_TASK_
Give the number of lines containing the word "this", and nothing else.

* begin PROVIDED DATA *

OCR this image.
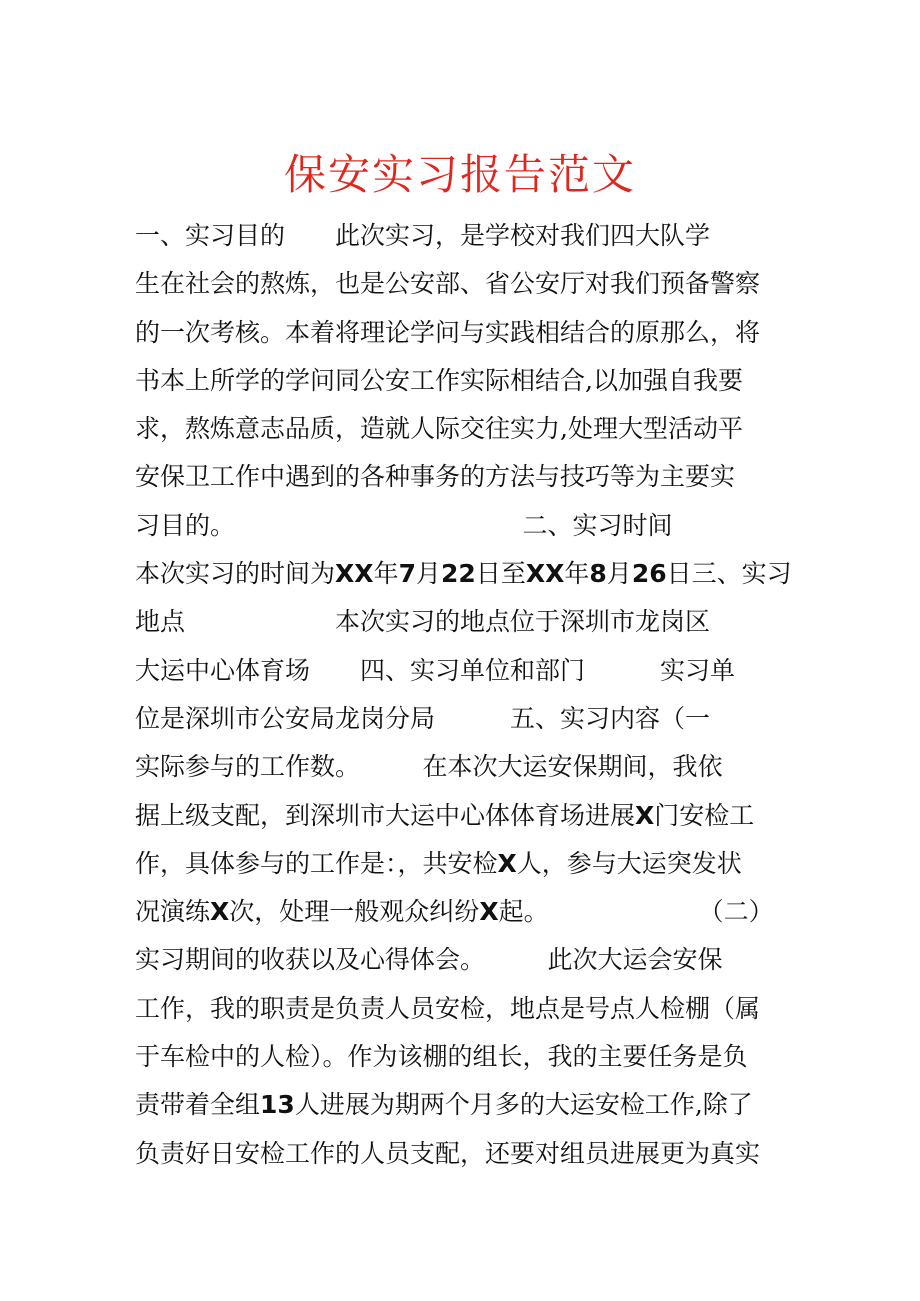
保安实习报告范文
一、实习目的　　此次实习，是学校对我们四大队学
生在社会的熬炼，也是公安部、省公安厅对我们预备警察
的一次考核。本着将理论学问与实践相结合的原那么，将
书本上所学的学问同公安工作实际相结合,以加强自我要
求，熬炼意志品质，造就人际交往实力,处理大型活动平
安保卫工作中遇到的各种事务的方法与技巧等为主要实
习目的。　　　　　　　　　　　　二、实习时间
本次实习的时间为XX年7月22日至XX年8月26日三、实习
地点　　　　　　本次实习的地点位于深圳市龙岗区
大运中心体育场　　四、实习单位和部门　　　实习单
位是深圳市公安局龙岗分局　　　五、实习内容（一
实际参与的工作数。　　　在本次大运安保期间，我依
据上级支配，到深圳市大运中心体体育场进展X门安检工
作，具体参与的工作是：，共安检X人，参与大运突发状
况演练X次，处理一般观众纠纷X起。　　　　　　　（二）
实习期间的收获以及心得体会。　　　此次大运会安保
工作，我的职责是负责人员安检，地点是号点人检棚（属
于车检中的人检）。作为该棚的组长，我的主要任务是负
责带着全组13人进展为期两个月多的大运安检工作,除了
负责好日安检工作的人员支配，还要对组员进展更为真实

* end PROVIDED DATA *
* begin PROVIDED DATA *

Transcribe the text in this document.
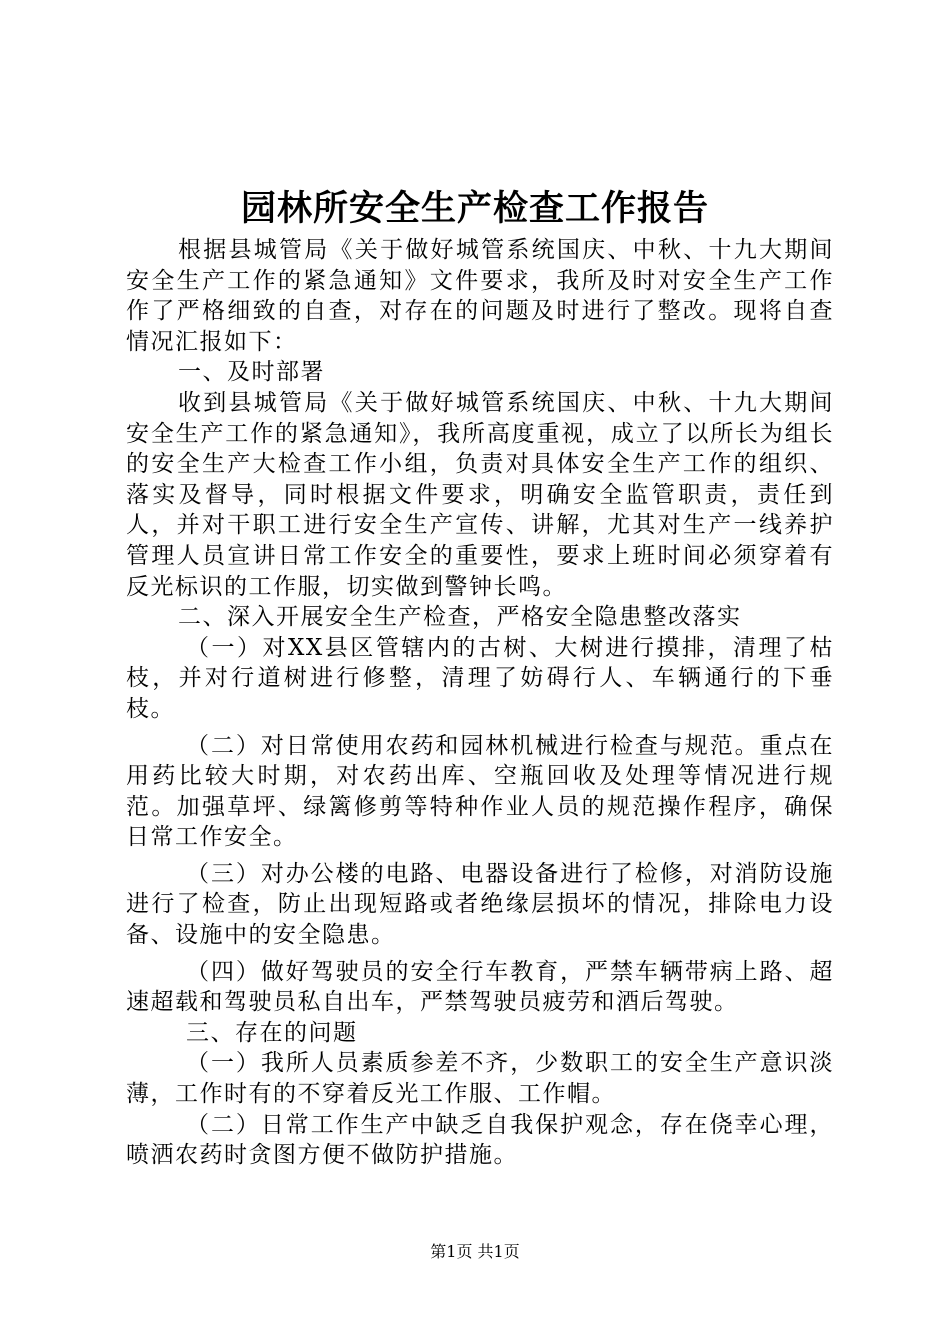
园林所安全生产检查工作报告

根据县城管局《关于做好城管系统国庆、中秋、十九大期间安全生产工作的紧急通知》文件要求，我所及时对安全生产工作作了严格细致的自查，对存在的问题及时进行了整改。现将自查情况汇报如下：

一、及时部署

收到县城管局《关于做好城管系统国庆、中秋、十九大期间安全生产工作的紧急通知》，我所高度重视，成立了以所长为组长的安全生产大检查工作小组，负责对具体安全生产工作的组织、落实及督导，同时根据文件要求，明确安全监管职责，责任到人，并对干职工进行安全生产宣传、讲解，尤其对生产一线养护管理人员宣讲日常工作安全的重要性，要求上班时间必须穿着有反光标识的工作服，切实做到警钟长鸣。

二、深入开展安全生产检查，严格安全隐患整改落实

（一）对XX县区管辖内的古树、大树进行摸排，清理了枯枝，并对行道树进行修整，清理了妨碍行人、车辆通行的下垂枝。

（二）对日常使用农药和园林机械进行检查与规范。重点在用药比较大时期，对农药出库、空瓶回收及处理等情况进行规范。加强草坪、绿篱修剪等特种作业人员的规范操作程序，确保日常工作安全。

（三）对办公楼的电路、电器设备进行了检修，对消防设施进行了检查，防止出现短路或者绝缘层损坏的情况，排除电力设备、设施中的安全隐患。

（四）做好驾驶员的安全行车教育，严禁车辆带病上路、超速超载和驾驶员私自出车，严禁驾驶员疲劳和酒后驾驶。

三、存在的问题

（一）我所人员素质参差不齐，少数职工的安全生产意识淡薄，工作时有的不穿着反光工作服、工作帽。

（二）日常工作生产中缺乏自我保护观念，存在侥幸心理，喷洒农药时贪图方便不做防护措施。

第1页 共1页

* end PROVIDED DATA *

_EXERCISE RESULT_
2